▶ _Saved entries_
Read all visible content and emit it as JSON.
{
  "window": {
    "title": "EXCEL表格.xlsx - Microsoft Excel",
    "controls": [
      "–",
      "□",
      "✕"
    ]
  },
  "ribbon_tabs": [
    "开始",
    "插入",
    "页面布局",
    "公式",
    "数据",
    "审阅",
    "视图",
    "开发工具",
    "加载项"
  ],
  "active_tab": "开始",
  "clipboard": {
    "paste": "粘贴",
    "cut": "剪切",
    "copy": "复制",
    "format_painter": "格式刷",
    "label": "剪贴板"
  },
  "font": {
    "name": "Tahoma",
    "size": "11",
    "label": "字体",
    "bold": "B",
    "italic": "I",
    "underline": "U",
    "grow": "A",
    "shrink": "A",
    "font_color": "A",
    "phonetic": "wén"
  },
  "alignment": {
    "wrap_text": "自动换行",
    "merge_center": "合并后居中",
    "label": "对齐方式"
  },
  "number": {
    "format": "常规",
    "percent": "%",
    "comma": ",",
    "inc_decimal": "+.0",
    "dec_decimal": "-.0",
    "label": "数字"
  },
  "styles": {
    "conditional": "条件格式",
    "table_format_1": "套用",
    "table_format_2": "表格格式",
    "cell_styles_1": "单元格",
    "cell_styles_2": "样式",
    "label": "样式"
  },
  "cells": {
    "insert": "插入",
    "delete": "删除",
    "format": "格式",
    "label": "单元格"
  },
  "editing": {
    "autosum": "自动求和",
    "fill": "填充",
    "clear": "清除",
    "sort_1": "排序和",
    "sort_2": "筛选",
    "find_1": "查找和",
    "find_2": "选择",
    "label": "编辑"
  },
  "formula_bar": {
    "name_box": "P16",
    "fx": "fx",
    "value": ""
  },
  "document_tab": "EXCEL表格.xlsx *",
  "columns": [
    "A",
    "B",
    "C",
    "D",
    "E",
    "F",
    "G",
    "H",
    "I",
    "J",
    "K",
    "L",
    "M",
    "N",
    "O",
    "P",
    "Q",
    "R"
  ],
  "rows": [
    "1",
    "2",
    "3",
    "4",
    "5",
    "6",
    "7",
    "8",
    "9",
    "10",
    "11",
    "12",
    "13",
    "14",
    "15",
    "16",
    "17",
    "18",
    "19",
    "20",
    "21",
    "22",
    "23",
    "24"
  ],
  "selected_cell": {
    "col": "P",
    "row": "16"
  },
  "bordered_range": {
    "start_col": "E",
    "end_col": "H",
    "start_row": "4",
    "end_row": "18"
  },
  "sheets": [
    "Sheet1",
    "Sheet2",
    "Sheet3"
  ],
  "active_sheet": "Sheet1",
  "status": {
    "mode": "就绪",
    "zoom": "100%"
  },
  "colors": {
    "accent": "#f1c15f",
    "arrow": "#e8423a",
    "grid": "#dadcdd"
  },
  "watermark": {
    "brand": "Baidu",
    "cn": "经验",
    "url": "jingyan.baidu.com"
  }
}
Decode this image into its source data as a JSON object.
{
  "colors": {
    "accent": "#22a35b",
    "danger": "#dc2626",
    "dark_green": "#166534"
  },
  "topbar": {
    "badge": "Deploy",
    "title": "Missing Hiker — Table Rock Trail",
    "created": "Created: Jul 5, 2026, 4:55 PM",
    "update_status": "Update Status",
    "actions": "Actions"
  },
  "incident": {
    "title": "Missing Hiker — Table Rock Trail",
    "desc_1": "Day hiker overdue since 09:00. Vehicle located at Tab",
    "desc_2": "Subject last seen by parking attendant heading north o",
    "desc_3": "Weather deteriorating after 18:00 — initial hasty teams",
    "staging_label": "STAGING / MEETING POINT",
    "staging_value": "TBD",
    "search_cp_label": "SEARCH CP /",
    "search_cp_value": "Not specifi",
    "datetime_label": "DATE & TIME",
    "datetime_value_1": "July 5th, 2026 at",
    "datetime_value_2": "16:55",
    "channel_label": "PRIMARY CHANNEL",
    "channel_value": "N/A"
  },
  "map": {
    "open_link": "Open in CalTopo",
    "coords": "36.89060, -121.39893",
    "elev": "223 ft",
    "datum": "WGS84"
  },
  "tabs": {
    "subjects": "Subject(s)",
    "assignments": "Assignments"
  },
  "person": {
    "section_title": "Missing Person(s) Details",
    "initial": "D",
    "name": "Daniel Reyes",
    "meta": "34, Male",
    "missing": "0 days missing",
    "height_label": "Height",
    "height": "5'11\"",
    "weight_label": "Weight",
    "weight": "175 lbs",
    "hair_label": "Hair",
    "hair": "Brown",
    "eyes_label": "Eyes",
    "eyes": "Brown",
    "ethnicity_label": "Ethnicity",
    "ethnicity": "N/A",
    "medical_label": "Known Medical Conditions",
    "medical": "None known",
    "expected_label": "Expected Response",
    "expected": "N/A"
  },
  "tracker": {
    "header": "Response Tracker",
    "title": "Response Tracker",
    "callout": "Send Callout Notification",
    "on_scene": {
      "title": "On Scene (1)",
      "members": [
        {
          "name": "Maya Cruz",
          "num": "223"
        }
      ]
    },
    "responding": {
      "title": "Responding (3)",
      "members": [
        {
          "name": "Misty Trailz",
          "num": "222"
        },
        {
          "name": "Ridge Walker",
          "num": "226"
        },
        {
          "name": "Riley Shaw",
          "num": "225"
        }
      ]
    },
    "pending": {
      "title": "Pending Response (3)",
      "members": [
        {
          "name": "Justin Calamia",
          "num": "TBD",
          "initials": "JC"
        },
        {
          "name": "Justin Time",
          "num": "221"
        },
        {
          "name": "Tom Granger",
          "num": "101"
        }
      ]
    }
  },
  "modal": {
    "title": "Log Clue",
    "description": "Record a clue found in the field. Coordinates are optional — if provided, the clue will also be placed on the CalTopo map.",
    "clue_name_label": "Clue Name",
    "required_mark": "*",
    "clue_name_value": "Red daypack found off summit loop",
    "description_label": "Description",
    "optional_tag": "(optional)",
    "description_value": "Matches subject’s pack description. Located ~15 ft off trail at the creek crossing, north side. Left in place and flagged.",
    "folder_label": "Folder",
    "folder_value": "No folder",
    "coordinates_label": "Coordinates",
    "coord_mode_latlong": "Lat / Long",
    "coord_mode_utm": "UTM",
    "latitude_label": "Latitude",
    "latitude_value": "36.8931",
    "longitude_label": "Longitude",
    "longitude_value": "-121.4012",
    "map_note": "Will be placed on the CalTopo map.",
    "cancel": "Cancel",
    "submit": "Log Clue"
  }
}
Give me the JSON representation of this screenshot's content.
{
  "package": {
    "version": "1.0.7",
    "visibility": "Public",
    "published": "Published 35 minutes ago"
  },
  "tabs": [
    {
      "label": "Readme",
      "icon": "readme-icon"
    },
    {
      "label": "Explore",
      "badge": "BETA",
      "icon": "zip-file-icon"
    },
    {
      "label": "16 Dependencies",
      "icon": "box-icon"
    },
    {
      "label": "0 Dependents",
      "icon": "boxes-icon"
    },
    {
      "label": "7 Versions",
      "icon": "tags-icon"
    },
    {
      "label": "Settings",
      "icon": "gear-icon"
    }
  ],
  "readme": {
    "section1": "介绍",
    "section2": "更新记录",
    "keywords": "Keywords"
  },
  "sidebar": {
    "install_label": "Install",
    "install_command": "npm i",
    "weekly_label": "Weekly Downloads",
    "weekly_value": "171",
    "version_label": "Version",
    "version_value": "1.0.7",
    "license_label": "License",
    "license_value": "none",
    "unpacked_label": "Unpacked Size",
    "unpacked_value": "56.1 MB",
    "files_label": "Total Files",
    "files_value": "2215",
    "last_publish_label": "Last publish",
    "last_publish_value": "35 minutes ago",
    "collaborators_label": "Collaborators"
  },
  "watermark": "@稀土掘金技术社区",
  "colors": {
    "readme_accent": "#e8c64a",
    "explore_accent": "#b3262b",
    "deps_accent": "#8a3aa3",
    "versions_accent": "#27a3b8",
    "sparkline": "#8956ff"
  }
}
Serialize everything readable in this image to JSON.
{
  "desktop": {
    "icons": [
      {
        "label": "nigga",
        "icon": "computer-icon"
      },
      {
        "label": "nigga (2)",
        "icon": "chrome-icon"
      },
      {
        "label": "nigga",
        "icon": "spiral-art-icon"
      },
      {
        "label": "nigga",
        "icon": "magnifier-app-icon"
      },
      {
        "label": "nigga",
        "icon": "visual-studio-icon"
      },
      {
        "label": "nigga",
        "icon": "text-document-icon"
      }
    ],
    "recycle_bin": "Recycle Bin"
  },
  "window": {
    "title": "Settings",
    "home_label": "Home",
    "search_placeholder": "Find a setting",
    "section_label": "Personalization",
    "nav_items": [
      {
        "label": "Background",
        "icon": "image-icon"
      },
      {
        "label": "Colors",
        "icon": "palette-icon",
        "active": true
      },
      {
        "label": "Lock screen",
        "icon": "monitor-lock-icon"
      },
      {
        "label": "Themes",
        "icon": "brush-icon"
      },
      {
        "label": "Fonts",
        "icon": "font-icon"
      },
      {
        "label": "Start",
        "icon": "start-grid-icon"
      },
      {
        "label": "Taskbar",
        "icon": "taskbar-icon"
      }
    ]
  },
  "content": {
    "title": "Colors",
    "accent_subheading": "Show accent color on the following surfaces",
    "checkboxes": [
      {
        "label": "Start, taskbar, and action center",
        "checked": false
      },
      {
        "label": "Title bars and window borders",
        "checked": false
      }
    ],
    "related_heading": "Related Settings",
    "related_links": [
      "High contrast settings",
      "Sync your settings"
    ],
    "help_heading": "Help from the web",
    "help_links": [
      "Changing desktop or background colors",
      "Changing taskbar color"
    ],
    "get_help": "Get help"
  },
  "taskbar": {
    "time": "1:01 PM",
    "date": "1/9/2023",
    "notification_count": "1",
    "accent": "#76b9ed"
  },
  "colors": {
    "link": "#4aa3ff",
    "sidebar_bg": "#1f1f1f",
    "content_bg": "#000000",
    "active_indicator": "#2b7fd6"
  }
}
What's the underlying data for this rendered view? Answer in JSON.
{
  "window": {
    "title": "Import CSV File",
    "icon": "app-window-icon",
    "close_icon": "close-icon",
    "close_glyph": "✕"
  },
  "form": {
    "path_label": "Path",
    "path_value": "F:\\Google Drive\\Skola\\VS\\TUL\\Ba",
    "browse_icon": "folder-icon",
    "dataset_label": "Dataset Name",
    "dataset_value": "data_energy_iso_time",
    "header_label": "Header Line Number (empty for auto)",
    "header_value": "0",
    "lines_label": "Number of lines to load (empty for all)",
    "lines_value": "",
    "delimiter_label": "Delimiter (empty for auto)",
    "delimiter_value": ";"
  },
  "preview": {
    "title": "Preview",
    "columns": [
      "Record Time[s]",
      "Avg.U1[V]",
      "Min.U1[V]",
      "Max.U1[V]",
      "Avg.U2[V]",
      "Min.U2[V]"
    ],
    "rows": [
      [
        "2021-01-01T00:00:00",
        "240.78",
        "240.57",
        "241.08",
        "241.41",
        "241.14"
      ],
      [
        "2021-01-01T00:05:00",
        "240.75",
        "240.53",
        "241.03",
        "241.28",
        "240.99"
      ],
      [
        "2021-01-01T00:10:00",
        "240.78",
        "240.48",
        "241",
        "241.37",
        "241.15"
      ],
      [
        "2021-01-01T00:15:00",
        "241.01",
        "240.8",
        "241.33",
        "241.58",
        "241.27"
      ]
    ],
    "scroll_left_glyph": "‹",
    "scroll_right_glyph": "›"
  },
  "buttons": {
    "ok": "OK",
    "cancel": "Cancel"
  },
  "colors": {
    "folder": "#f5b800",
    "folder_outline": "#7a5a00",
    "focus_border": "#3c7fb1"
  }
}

▶ _TASK DETAILS_
Copy every line above that holds the word "Record".

▶ _SOLUTION TO THIS PROBLEM_
    "description": "Record a clue found in the field. Coordinates are optional — if provided, the clue will also be placed on the CalTopo map.",
      "Record Time[s]",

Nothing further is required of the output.